> Material:

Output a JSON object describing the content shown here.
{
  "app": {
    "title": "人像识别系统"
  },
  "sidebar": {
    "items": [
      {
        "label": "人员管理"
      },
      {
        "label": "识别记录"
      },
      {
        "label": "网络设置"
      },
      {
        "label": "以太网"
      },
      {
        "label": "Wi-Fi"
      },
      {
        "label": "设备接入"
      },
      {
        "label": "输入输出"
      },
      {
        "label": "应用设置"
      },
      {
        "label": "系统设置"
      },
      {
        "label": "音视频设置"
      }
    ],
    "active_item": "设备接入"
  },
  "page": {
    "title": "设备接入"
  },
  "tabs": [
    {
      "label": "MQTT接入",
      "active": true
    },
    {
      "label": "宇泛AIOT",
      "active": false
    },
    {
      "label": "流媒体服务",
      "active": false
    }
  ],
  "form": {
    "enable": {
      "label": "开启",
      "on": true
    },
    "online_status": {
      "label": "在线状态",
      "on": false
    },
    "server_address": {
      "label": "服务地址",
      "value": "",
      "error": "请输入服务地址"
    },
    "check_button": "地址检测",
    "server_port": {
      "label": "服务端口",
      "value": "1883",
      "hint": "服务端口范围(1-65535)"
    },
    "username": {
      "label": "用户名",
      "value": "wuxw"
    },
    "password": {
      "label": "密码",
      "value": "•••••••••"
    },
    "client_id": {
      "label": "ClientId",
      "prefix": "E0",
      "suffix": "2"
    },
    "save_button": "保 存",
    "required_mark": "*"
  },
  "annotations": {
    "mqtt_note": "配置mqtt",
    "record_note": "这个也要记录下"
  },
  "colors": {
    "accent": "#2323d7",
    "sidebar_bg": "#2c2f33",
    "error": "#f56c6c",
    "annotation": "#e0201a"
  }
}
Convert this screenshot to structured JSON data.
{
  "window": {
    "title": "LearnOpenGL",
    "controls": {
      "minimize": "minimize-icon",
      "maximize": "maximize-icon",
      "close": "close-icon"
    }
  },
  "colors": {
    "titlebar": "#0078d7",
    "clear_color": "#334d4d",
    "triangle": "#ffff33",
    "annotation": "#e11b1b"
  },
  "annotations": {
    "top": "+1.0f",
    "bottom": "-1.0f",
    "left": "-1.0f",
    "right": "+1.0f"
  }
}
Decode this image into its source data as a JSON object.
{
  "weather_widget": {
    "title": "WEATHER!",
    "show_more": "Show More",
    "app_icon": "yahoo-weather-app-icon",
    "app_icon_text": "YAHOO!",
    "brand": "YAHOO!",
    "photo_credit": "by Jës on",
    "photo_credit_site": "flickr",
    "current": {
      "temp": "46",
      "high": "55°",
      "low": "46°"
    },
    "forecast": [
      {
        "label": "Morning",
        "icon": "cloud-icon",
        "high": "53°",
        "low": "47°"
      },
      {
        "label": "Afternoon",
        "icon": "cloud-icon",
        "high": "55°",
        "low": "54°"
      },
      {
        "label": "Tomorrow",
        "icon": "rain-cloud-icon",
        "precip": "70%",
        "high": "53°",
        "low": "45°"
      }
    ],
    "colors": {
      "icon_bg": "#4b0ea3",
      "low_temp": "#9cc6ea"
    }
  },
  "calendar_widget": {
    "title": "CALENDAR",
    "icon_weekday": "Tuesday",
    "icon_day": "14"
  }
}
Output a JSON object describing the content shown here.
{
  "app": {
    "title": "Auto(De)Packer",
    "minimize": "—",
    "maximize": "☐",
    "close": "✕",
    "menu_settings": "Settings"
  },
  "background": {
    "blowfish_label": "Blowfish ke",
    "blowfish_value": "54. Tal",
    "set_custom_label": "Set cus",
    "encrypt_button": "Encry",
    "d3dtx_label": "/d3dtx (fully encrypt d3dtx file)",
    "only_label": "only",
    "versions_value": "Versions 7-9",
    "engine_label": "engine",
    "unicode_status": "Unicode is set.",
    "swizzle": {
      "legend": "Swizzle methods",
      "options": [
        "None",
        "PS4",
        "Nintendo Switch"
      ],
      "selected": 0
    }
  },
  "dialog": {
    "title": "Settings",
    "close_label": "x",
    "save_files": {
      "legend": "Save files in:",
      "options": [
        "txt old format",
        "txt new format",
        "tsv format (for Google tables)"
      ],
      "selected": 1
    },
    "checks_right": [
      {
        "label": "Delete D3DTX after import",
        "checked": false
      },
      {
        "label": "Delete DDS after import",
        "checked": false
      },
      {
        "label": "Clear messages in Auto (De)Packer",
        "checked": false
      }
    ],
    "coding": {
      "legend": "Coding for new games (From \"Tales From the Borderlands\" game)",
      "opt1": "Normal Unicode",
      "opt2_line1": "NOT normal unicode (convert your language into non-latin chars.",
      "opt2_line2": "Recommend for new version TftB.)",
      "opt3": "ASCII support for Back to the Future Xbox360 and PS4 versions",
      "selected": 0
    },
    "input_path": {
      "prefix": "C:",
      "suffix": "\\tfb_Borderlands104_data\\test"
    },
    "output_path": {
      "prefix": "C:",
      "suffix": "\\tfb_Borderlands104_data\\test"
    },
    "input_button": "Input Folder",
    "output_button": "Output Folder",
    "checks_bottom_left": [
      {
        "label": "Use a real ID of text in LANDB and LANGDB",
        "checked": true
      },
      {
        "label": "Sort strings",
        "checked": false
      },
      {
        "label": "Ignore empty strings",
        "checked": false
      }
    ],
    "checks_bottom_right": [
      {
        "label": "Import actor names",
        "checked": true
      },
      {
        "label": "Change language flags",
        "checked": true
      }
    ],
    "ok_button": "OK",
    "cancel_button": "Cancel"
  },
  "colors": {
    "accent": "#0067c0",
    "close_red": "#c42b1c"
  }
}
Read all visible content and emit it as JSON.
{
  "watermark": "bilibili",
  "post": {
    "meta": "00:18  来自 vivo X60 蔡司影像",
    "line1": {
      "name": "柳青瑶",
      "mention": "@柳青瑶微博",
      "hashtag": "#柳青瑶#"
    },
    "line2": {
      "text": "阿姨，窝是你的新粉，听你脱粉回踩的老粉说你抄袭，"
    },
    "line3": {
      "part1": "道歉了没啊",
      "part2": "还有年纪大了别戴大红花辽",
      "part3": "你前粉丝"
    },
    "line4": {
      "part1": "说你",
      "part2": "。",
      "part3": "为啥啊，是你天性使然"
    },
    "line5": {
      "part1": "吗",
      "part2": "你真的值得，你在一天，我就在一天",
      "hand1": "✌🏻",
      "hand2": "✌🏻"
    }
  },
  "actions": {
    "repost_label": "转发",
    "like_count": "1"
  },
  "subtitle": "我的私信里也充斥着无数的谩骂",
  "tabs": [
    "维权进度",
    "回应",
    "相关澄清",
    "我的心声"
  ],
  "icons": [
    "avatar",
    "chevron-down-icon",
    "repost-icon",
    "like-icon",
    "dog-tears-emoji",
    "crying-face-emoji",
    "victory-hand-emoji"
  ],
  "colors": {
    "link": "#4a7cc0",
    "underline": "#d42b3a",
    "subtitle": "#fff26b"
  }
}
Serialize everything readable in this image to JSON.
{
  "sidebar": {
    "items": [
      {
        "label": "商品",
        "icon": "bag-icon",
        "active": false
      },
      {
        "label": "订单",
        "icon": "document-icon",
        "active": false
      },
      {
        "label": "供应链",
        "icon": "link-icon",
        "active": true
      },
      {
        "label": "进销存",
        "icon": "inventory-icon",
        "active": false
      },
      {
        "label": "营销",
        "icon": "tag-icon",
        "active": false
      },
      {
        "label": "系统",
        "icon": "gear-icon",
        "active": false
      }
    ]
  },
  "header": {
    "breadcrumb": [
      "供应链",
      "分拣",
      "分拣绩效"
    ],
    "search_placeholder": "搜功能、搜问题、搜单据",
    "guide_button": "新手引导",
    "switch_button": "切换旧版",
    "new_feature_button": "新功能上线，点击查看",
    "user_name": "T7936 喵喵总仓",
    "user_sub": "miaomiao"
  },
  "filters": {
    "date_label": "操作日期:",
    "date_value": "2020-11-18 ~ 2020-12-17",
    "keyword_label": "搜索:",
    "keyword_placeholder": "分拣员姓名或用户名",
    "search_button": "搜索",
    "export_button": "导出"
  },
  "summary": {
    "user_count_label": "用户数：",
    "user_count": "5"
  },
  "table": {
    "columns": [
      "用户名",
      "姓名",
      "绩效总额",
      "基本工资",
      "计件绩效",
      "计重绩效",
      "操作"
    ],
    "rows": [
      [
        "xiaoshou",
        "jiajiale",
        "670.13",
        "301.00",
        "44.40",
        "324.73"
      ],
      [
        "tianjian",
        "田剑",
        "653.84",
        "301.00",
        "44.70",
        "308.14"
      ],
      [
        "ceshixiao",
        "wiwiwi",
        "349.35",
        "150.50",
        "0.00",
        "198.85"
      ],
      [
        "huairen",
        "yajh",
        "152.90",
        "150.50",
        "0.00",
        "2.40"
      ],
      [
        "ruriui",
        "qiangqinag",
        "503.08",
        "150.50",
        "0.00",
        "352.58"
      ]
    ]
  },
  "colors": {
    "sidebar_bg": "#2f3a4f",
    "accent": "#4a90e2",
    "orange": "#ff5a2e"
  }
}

> What is needed: Your answer should be only the number of lines that hold the word "Delete".

> Solution to this exercise: 2